# WHAT TO PRODUCE:
Lines before the one containing "What text is on this page?" are excluded; print that line and every line after it through the end of the material below, exactly.
▼
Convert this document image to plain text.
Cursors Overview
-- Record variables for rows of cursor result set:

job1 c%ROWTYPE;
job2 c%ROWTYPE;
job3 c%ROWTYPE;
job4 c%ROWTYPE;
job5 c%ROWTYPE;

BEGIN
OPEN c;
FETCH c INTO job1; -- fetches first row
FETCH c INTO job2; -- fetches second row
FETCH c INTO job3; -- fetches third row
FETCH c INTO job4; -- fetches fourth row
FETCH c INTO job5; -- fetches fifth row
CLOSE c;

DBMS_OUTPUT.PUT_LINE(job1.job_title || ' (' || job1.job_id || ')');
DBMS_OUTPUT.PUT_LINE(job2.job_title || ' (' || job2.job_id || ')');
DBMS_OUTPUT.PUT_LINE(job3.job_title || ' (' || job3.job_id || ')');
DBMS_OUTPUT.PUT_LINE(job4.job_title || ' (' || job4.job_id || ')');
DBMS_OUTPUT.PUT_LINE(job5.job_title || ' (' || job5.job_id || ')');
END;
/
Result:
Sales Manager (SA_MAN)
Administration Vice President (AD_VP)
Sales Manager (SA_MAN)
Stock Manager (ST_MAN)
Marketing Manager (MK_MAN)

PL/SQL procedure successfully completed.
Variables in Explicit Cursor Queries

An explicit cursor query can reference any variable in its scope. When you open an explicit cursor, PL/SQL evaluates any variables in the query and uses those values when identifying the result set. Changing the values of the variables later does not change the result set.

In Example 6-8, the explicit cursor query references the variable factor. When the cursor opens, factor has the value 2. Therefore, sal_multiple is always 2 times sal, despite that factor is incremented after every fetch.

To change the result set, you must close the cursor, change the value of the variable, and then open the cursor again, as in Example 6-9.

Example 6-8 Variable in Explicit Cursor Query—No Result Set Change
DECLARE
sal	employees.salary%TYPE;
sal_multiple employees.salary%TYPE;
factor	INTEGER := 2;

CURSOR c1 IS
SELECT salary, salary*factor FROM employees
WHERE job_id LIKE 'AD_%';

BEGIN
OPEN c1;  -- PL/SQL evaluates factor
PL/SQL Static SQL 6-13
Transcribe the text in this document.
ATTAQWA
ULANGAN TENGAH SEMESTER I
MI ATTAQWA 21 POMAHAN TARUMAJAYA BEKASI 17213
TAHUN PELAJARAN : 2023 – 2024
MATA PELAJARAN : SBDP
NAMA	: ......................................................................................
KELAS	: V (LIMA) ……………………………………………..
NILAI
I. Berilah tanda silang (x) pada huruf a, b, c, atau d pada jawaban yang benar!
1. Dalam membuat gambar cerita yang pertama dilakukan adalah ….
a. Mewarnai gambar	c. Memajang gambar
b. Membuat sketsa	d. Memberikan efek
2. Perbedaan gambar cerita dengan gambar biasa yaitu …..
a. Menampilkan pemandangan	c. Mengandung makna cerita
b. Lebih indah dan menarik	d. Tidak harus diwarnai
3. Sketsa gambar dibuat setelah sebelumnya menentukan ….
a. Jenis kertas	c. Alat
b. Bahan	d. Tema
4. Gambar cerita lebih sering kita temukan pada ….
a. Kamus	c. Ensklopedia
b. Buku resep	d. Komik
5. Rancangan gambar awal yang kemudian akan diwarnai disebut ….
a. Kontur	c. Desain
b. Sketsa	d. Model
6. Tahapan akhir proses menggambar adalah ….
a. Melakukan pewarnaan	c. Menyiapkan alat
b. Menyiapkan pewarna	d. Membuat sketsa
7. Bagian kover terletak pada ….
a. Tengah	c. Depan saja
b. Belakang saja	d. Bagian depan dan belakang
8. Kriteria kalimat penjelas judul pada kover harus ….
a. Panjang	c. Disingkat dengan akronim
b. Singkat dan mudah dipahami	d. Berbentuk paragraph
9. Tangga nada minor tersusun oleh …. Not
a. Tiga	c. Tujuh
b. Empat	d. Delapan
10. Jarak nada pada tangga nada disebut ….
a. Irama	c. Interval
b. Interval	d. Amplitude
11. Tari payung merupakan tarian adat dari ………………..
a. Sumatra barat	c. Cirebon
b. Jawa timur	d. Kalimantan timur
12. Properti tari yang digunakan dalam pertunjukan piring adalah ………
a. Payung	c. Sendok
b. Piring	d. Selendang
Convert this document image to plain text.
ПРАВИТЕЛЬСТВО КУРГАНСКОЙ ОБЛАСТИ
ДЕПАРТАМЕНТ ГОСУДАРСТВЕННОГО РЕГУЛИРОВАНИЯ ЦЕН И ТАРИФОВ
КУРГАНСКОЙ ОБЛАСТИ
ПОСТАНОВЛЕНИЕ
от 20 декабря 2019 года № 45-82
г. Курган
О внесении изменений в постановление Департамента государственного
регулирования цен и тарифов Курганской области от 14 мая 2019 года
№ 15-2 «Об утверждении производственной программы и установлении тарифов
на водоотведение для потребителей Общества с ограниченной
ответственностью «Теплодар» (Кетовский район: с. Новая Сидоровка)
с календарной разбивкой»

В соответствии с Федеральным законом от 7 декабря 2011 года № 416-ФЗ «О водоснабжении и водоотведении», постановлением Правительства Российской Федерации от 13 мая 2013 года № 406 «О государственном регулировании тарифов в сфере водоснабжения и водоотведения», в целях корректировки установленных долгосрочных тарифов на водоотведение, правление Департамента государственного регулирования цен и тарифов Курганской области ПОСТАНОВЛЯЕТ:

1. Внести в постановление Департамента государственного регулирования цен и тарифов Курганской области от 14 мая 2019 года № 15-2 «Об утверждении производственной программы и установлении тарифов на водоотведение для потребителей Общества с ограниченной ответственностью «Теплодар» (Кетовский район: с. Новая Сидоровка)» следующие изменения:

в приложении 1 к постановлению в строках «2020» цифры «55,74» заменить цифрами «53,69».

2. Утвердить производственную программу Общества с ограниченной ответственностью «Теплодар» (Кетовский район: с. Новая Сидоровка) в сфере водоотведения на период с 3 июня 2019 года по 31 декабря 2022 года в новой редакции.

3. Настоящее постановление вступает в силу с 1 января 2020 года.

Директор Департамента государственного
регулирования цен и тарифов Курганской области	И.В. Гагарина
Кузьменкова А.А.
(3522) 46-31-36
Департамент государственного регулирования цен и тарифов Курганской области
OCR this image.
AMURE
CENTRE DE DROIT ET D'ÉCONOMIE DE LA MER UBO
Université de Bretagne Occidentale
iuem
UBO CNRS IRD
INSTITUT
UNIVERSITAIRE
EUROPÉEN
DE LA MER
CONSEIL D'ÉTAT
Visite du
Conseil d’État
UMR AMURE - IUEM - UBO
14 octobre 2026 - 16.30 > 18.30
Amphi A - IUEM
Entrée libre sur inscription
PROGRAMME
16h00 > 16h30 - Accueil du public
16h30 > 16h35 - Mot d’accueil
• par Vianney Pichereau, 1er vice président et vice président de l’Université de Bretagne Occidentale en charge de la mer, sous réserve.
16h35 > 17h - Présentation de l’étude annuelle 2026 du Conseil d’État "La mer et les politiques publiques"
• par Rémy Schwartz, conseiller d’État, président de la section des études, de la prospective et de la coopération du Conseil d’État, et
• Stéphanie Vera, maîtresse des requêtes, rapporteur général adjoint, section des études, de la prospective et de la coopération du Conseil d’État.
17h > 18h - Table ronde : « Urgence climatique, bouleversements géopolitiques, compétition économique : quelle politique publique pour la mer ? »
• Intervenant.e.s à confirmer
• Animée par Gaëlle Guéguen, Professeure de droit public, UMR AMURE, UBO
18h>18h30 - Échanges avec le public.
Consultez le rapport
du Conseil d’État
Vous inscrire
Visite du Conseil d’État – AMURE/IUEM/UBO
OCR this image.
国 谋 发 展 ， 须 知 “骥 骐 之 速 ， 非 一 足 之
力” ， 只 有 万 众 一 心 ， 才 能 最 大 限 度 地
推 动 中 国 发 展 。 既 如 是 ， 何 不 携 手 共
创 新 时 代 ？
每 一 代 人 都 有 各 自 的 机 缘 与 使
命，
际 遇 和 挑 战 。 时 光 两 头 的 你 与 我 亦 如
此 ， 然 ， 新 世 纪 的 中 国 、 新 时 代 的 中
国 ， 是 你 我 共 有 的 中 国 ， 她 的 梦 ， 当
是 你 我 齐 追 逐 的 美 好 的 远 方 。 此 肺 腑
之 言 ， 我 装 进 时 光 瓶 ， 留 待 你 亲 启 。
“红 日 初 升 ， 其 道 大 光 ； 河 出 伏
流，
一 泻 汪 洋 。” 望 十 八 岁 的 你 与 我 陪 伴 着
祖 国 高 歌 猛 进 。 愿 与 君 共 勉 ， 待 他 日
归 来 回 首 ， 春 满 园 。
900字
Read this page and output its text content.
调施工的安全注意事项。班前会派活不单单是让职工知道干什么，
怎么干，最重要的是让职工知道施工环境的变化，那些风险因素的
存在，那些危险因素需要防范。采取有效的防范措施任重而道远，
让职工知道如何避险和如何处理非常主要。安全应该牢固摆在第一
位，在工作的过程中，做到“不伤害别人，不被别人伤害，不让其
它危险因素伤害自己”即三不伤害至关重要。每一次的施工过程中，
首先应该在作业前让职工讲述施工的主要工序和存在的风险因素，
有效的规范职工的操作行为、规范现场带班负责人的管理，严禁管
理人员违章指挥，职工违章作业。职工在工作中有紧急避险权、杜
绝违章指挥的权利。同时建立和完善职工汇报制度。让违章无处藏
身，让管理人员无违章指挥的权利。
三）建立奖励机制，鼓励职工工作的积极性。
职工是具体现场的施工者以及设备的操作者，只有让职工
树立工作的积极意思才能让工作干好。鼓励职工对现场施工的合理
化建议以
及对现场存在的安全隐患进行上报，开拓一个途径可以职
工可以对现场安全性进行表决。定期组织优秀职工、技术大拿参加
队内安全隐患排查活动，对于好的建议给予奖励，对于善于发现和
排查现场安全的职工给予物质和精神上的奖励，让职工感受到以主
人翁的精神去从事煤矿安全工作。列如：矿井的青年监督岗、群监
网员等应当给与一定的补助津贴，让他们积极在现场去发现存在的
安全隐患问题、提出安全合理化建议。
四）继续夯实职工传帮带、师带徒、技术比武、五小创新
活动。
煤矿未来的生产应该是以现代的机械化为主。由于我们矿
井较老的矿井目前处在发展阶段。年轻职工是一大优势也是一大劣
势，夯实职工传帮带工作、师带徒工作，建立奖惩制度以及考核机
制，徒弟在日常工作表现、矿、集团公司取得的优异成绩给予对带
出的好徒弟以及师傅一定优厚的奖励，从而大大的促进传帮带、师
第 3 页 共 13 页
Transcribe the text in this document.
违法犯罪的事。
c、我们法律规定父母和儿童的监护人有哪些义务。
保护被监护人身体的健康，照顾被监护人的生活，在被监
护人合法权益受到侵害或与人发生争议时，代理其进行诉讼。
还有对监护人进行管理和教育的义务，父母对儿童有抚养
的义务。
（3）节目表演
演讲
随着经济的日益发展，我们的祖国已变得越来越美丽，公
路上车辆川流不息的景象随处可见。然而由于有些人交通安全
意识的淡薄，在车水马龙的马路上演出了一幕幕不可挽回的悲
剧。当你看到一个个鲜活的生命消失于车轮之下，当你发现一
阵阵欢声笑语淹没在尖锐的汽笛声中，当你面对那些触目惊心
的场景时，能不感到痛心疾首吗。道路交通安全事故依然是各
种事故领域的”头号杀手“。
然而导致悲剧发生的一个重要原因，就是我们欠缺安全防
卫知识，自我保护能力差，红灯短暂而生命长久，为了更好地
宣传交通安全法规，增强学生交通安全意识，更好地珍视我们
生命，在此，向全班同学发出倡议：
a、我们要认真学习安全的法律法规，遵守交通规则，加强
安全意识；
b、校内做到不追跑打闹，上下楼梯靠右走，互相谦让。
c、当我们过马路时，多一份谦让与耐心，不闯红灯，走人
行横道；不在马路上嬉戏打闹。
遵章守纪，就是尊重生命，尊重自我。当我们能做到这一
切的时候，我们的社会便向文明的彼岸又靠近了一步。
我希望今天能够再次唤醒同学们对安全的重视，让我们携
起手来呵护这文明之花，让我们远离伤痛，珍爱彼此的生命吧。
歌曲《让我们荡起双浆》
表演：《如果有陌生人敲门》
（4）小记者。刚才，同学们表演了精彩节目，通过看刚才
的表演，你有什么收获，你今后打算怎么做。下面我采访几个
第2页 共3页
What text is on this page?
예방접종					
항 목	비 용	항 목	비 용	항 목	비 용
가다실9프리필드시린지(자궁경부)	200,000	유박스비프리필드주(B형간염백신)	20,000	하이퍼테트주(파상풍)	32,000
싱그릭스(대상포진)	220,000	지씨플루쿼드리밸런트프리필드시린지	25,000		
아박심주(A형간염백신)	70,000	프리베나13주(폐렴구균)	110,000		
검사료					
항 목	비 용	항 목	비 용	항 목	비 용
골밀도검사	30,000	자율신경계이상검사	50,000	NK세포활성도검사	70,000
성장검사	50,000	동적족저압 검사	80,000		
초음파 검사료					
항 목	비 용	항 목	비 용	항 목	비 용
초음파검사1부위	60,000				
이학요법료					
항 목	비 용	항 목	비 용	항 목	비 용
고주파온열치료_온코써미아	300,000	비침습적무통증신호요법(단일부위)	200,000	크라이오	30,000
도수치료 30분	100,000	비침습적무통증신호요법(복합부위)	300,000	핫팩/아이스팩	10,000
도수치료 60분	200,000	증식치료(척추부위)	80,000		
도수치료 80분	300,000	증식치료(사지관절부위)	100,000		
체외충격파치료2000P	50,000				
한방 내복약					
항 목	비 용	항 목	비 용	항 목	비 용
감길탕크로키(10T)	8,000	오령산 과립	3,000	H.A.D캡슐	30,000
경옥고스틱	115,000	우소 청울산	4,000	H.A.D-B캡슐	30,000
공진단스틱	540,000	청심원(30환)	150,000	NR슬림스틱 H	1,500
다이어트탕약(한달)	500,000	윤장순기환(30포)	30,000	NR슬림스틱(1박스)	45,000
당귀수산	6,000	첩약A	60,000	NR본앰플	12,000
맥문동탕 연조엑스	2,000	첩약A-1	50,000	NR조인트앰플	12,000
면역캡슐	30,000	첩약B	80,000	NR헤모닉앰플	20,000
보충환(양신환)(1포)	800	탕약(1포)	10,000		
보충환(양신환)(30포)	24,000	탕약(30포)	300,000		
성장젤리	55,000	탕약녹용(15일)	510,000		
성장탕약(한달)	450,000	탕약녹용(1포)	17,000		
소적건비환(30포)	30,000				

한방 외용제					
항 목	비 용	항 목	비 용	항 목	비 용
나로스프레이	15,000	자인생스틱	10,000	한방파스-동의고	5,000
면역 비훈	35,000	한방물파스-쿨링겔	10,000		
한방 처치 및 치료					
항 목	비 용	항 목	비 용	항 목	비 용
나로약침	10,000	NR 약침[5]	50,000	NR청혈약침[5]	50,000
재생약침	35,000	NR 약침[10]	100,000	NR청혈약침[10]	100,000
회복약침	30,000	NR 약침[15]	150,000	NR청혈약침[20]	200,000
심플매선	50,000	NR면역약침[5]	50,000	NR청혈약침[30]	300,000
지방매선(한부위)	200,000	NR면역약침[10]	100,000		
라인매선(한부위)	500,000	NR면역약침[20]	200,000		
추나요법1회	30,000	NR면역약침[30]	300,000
▲
# ANSWER FOR THE TASK:
What text is on this page?
예방접종					
항 목	비 용	항 목	비 용	항 목	비 용
가다실9프리필드시린지(자궁경부)	200,000	유박스비프리필드주(B형간염백신)	20,000	하이퍼테트주(파상풍)	32,000
싱그릭스(대상포진)	220,000	지씨플루쿼드리밸런트프리필드시린지	25,000		
아박심주(A형간염백신)	70,000	프리베나13주(폐렴구균)	110,000		
검사료					
항 목	비 용	항 목	비 용	항 목	비 용
골밀도검사	30,000	자율신경계이상검사	50,000	NK세포활성도검사	70,000
성장검사	50,000	동적족저압 검사	80,000		
초음파 검사료					
항 목	비 용	항 목	비 용	항 목	비 용
초음파검사1부위	60,000				
이학요법료					
항 목	비 용	항 목	비 용	항 목	비 용
고주파온열치료_온코써미아	300,000	비침습적무통증신호요법(단일부위)	200,000	크라이오	30,000
도수치료 30분	100,000	비침습적무통증신호요법(복합부위)	300,000	핫팩/아이스팩	10,000
도수치료 60분	200,000	증식치료(척추부위)	80,000		
도수치료 80분	300,000	증식치료(사지관절부위)	100,000		
체외충격파치료2000P	50,000				
한방 내복약					
항 목	비 용	항 목	비 용	항 목	비 용
감길탕크로키(10T)	8,000	오령산 과립	3,000	H.A.D캡슐	30,000
경옥고스틱	115,000	우소 청울산	4,000	H.A.D-B캡슐	30,000
공진단스틱	540,000	청심원(30환)	150,000	NR슬림스틱 H	1,500
다이어트탕약(한달)	500,000	윤장순기환(30포)	30,000	NR슬림스틱(1박스)	45,000
당귀수산	6,000	첩약A	60,000	NR본앰플	12,000
맥문동탕 연조엑스	2,000	첩약A-1	50,000	NR조인트앰플	12,000
면역캡슐	30,000	첩약B	80,000	NR헤모닉앰플	20,000
보충환(양신환)(1포)	800	탕약(1포)	10,000		
보충환(양신환)(30포)	24,000	탕약(30포)	300,000		
성장젤리	55,000	탕약녹용(15일)	510,000		
성장탕약(한달)	450,000	탕약녹용(1포)	17,000		
소적건비환(30포)	30,000				

한방 외용제					
항 목	비 용	항 목	비 용	항 목	비 용
나로스프레이	15,000	자인생스틱	10,000	한방파스-동의고	5,000
면역 비훈	35,000	한방물파스-쿨링겔	10,000		
한방 처치 및 치료					
항 목	비 용	항 목	비 용	항 목	비 용
나로약침	10,000	NR 약침[5]	50,000	NR청혈약침[5]	50,000
재생약침	35,000	NR 약침[10]	100,000	NR청혈약침[10]	100,000
회복약침	30,000	NR 약침[15]	150,000	NR청혈약침[20]	200,000
심플매선	50,000	NR면역약침[5]	50,000	NR청혈약침[30]	300,000
지방매선(한부위)	200,000	NR면역약침[10]	100,000		
라인매선(한부위)	500,000	NR면역약침[20]	200,000		
추나요법1회	30,000	NR면역약침[30]	300,000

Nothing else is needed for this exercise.